[Dataset records]
====================

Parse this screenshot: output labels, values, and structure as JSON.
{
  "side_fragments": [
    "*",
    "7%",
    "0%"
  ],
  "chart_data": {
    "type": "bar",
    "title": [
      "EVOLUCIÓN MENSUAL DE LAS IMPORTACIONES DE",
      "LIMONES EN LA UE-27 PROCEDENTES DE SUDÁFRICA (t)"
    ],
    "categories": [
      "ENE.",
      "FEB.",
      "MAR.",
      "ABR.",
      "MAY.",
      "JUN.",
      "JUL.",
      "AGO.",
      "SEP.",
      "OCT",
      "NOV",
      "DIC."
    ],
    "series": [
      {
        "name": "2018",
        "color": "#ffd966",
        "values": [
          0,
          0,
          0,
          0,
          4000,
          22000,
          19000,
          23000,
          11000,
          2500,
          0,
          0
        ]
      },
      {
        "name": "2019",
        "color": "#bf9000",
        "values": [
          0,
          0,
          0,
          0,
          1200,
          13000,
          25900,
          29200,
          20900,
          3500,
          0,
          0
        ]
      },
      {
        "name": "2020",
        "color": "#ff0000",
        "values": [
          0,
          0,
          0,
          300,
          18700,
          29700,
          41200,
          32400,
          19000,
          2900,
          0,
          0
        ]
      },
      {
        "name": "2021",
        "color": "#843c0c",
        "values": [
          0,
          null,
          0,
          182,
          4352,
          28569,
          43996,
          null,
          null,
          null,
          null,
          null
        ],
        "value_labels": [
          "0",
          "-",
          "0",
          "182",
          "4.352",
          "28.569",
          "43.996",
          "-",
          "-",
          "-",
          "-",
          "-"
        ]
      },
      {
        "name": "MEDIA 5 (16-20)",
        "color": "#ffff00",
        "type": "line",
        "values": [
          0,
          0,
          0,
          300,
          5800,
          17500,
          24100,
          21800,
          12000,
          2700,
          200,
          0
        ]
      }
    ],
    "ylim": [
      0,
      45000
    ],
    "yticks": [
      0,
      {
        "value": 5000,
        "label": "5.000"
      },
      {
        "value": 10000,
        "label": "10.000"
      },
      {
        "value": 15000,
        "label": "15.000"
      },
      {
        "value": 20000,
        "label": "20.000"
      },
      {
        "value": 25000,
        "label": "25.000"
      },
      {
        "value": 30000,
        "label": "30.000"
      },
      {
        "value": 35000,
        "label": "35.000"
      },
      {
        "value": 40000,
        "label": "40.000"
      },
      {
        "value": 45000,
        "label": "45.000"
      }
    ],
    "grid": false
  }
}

====================

DO THIS: Every line of the records that includes the word "color" should be gathered.

THE RESULT:
        "color": "#ffd966",
        "color": "#bf9000",
        "color": "#ff0000",
        "color": "#843c0c",
        "color": "#ffff00",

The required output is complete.